* [Raw records]:

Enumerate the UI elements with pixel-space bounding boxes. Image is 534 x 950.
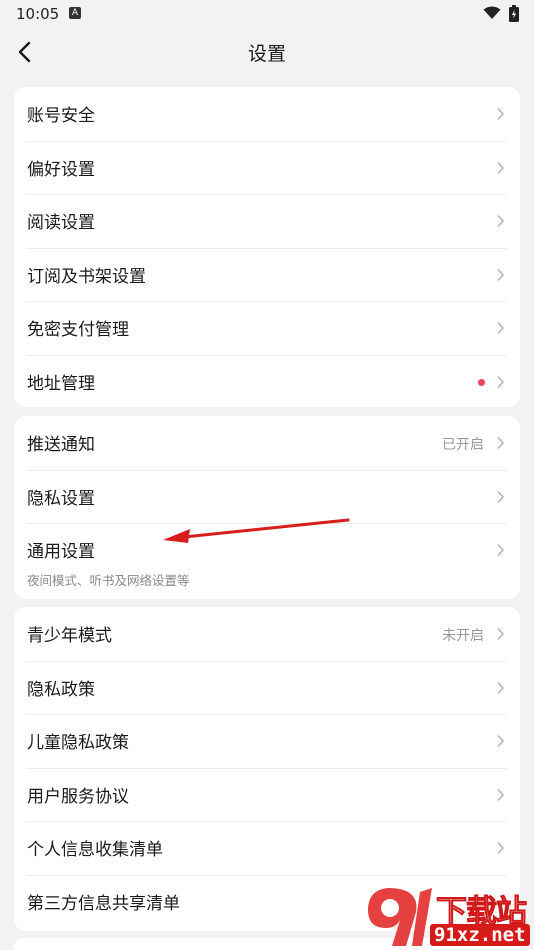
push-notification-row[interactable]: 推送通知 已开启 [14, 416, 520, 470]
page-title: 设置 [247, 43, 286, 65]
row-label: 用户服务协议 [27, 786, 129, 807]
chevron-right-icon [497, 543, 505, 557]
chevron-right-icon [497, 490, 505, 503]
chevron-right-icon [497, 375, 505, 388]
chevron-right-icon [497, 268, 505, 281]
annotation-arrow-icon [163, 518, 350, 543]
notification-a-icon: A [69, 7, 81, 19]
privacy-policy-row[interactable]: 隐私政策 [14, 660, 520, 715]
header: 设置 [0, 28, 534, 76]
chevron-right-icon [497, 788, 505, 801]
chevron-right-icon [497, 321, 505, 335]
watermark-emblem-icon [368, 888, 432, 946]
reading-settings-row[interactable]: 阅读设置 [14, 194, 520, 248]
chevron-right-icon [497, 107, 505, 121]
preference-settings-row[interactable]: 偏好设置 [14, 140, 520, 195]
row-value: 未开启 [442, 628, 484, 644]
status-time: 10:05 [16, 5, 60, 23]
row-label: 个人信息收集清单 [27, 840, 163, 860]
chevron-right-icon [497, 734, 505, 748]
row-label: 通用设置 [27, 542, 95, 562]
teen-mode-row[interactable]: 青少年模式 未开启 [14, 607, 520, 661]
status-bar: 10:05 A [0, 0, 534, 28]
address-management-row[interactable]: 地址管理 [14, 354, 520, 409]
row-label: 偏好设置 [27, 159, 95, 180]
row-label: 推送通知 [27, 435, 95, 455]
row-label: 账号安全 [27, 106, 95, 126]
row-label: 免密支付管理 [27, 320, 129, 340]
row-value: 已开启 [442, 437, 484, 453]
row-label: 儿童隐私政策 [27, 733, 129, 753]
account-security-row[interactable]: 账号安全 [14, 87, 520, 141]
row-label: 订阅及书架设置 [27, 266, 146, 287]
row-subtitle: 夜间模式、听书及网络设置等 [27, 573, 190, 588]
row-label: 地址管理 [27, 373, 95, 394]
battery-icon [509, 5, 519, 22]
red-dot-badge [478, 378, 485, 386]
row-label: 隐私政策 [27, 679, 95, 700]
chevron-right-icon [497, 841, 505, 855]
chevron-right-icon [497, 436, 505, 450]
personal-info-list-row[interactable]: 个人信息收集清单 [14, 821, 520, 875]
watermark-domain: 91xz.net [430, 924, 530, 946]
password-free-payment-row[interactable]: 免密支付管理 [14, 301, 520, 355]
chevron-right-icon [497, 681, 505, 694]
row-label: 第三方信息共享清单 [27, 893, 180, 914]
subscription-bookshelf-settings-row[interactable]: 订阅及书架设置 [14, 247, 520, 302]
settings-group-notifications: 推送通知 已开启 隐私设置 通用设置 夜间模式、听书及网络设置等 [14, 416, 520, 599]
chevron-right-icon [497, 627, 505, 641]
wifi-icon [483, 6, 501, 19]
child-privacy-policy-row[interactable]: 儿童隐私政策 [14, 714, 520, 768]
settings-group-policies: 青少年模式 未开启 隐私政策 儿童隐私政策 用户服务协议 个人信息收集清单 第三… [14, 607, 520, 931]
settings-group-account: 账号安全 偏好设置 阅读设置 订阅及书架设置 免密支付管理 地址管理 [14, 87, 520, 407]
watermark-logo: 下载站 91xz.net [362, 884, 534, 948]
chevron-right-icon [497, 161, 505, 174]
row-label: 阅读设置 [27, 213, 95, 233]
row-label: 隐私设置 [27, 488, 95, 509]
user-service-agreement-row[interactable]: 用户服务协议 [14, 767, 520, 822]
chevron-right-icon [497, 214, 505, 228]
row-label: 青少年模式 [27, 626, 112, 646]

* [Exercise goal]:
Retype the records above line for line, leaving out the pictures.

* [Task answer]:
Enumerate the UI elements with pixel-space bounding boxes. Image is 534 x 950.
push-notification-row[interactable]: 推送通知 已开启 [14, 416, 520, 470]
page-title: 设置 [247, 43, 286, 65]
row-label: 用户服务协议 [27, 786, 129, 807]
chevron-right-icon [497, 543, 505, 557]
chevron-right-icon [497, 490, 505, 503]
chevron-right-icon [497, 375, 505, 388]
chevron-right-icon [497, 268, 505, 281]
annotation-arrow-icon [163, 518, 350, 543]
notification-a-icon: A [69, 7, 81, 19]
privacy-policy-row[interactable]: 隐私政策 [14, 660, 520, 715]
header: 设置 [0, 28, 534, 76]
chevron-right-icon [497, 788, 505, 801]
chevron-right-icon [497, 321, 505, 335]
watermark-emblem-icon [368, 888, 432, 946]
reading-settings-row[interactable]: 阅读设置 [14, 194, 520, 248]
chevron-right-icon [497, 107, 505, 121]
preference-settings-row[interactable]: 偏好设置 [14, 140, 520, 195]
row-value: 未开启 [442, 628, 484, 644]
status-time: 10:05 [16, 5, 60, 23]
row-label: 个人信息收集清单 [27, 840, 163, 860]
chevron-right-icon [497, 734, 505, 748]
row-label: 通用设置 [27, 542, 95, 562]
teen-mode-row[interactable]: 青少年模式 未开启 [14, 607, 520, 661]
status-bar: 10:05 A [0, 0, 534, 28]
address-management-row[interactable]: 地址管理 [14, 354, 520, 409]
row-label: 偏好设置 [27, 159, 95, 180]
row-label: 推送通知 [27, 435, 95, 455]
row-label: 账号安全 [27, 106, 95, 126]
row-label: 免密支付管理 [27, 320, 129, 340]
row-value: 已开启 [442, 437, 484, 453]
row-label: 儿童隐私政策 [27, 733, 129, 753]
account-security-row[interactable]: 账号安全 [14, 87, 520, 141]
row-label: 订阅及书架设置 [27, 266, 146, 287]
row-subtitle: 夜间模式、听书及网络设置等 [27, 573, 190, 588]
row-label: 地址管理 [27, 373, 95, 394]
battery-icon [509, 5, 519, 22]
red-dot-badge [478, 378, 485, 386]
row-label: 隐私政策 [27, 679, 95, 700]
chevron-right-icon [497, 841, 505, 855]
chevron-right-icon [497, 436, 505, 450]
personal-info-list-row[interactable]: 个人信息收集清单 [14, 821, 520, 875]
watermark-domain: 91xz.net [430, 924, 530, 946]
password-free-payment-row[interactable]: 免密支付管理 [14, 301, 520, 355]
chevron-right-icon [497, 681, 505, 694]
row-label: 第三方信息共享清单 [27, 893, 180, 914]
subscription-bookshelf-settings-row[interactable]: 订阅及书架设置 [14, 247, 520, 302]
settings-group-notifications: 推送通知 已开启 隐私设置 通用设置 夜间模式、听书及网络设置等 [14, 416, 520, 599]
chevron-right-icon [497, 627, 505, 641]
wifi-icon [483, 6, 501, 19]
child-privacy-policy-row[interactable]: 儿童隐私政策 [14, 714, 520, 768]
settings-group-policies: 青少年模式 未开启 隐私政策 儿童隐私政策 用户服务协议 个人信息收集清单 第三… [14, 607, 520, 931]
settings-group-account: 账号安全 偏好设置 阅读设置 订阅及书架设置 免密支付管理 地址管理 [14, 87, 520, 407]
watermark-logo: 下载站 91xz.net [362, 884, 534, 948]
chevron-right-icon [497, 161, 505, 174]
row-label: 阅读设置 [27, 213, 95, 233]
row-label: 隐私设置 [27, 488, 95, 509]
user-service-agreement-row[interactable]: 用户服务协议 [14, 767, 520, 822]
chevron-right-icon [497, 214, 505, 228]
row-label: 青少年模式 [27, 626, 112, 646]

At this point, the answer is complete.